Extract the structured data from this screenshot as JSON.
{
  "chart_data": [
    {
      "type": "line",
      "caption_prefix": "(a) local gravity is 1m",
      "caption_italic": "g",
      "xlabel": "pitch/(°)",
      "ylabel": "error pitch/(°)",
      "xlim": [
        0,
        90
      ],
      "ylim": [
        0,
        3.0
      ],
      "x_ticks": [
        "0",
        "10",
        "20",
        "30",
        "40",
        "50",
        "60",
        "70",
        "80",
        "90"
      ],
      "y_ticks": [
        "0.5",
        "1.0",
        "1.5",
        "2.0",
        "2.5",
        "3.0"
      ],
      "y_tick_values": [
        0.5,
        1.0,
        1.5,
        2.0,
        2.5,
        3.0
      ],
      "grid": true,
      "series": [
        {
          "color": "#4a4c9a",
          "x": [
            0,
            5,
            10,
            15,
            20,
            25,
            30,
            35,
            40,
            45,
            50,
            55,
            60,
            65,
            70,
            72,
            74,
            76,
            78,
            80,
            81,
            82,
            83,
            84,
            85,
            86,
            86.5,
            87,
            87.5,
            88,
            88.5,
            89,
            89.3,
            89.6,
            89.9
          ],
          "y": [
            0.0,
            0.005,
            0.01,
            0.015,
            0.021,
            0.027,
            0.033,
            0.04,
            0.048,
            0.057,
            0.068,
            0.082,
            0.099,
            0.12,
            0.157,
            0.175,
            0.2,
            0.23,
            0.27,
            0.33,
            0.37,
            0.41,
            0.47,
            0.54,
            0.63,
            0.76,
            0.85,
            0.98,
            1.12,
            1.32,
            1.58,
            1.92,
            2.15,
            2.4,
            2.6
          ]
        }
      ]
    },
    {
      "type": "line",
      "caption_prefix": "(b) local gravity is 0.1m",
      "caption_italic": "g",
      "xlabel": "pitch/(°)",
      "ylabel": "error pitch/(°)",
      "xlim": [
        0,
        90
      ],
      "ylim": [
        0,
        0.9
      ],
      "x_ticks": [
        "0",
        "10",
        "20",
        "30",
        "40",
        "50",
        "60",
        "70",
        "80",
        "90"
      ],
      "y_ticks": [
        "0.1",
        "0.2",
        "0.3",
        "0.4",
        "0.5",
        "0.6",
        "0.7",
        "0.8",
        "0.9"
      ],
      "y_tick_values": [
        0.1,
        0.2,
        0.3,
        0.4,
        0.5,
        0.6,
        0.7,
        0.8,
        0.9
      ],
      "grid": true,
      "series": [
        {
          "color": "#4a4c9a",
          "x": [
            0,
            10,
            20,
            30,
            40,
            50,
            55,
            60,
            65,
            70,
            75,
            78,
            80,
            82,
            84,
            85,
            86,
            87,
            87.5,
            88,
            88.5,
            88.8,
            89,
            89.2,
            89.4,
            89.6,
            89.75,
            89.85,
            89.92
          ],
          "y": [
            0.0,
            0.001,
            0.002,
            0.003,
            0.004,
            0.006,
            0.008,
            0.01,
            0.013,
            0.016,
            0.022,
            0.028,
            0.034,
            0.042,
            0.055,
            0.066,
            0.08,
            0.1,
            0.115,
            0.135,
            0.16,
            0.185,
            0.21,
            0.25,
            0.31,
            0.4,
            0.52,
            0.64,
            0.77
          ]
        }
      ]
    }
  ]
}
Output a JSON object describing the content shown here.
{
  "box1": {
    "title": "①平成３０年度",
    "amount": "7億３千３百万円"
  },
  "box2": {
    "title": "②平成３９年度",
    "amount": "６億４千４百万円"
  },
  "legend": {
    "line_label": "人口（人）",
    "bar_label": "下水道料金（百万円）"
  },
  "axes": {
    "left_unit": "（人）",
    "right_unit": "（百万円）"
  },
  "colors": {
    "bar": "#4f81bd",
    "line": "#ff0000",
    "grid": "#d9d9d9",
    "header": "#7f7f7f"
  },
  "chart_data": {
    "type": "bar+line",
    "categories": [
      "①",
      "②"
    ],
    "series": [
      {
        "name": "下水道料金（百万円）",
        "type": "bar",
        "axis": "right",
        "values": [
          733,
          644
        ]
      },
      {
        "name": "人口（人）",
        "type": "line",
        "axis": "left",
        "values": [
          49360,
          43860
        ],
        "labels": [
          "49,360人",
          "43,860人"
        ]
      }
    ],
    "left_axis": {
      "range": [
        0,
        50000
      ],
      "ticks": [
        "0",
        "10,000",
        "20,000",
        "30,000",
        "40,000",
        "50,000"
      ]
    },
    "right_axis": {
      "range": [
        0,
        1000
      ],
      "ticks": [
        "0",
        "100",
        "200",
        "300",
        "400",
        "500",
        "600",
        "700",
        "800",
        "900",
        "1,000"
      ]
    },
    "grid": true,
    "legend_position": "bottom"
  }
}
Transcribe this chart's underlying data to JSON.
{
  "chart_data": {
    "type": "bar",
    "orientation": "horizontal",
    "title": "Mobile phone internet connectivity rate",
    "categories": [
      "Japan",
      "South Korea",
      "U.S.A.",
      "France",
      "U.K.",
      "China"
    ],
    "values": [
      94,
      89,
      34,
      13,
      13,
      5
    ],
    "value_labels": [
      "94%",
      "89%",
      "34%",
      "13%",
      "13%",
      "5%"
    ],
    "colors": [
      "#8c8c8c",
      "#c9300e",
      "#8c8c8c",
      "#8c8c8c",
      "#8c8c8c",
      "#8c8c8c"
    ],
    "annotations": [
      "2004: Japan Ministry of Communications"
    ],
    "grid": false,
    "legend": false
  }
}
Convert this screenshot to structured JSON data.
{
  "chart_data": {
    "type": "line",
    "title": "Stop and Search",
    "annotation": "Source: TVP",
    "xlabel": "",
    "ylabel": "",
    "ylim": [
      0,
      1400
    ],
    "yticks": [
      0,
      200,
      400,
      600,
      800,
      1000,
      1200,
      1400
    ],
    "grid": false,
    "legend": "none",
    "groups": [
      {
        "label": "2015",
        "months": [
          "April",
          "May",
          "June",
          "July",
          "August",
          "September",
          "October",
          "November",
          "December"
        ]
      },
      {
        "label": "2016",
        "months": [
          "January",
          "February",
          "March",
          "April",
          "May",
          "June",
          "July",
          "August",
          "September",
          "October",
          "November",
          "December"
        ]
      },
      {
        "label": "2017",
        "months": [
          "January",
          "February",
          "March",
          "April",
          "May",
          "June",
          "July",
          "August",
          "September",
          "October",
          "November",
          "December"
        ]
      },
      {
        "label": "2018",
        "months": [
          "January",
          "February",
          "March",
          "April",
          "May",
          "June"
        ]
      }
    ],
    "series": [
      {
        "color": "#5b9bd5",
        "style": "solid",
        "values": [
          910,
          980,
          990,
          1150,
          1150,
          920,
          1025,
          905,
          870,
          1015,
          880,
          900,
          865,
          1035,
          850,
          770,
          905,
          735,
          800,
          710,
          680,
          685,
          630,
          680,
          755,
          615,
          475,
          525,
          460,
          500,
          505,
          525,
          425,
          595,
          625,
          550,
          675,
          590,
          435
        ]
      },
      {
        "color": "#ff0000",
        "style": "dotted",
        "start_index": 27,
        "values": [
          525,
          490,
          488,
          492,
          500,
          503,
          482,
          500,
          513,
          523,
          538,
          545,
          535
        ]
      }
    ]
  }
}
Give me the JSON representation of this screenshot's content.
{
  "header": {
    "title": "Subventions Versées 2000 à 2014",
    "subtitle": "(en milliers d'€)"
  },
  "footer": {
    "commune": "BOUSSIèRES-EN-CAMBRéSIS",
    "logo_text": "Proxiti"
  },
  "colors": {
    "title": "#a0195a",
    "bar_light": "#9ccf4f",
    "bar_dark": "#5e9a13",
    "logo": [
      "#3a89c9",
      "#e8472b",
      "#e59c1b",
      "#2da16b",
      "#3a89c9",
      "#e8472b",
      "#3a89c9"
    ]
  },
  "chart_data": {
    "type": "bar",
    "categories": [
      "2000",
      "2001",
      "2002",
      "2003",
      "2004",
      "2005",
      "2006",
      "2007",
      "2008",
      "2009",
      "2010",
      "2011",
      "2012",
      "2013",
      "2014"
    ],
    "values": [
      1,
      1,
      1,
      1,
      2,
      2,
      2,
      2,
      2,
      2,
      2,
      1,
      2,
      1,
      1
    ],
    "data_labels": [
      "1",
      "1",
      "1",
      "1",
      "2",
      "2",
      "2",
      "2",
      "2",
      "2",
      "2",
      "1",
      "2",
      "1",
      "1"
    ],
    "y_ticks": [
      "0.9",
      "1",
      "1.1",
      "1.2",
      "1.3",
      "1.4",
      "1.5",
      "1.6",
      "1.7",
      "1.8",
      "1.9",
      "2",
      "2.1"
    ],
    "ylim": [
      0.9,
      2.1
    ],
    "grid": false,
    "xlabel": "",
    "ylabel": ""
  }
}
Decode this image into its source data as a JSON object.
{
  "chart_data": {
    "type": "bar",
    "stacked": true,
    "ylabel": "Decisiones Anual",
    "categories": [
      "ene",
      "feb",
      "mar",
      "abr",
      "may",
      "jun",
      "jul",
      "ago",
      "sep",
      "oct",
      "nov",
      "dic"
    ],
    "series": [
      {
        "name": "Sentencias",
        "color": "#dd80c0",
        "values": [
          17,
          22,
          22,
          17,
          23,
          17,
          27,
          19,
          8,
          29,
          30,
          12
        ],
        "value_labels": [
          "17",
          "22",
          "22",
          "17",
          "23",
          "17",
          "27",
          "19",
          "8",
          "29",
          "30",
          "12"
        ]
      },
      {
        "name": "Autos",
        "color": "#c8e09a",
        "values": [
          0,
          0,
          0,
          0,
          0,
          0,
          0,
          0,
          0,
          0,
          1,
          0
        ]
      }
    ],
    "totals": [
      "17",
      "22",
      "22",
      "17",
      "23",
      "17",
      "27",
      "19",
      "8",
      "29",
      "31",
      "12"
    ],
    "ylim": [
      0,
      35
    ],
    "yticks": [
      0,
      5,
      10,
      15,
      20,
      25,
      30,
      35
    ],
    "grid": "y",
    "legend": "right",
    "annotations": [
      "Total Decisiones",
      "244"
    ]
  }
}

Your goal =>
Identify and extract each line of the listing that contains "content".

Solution to this task =>
Output a JSON object describing the content shown here.
Give me the JSON representation of this screenshot's content.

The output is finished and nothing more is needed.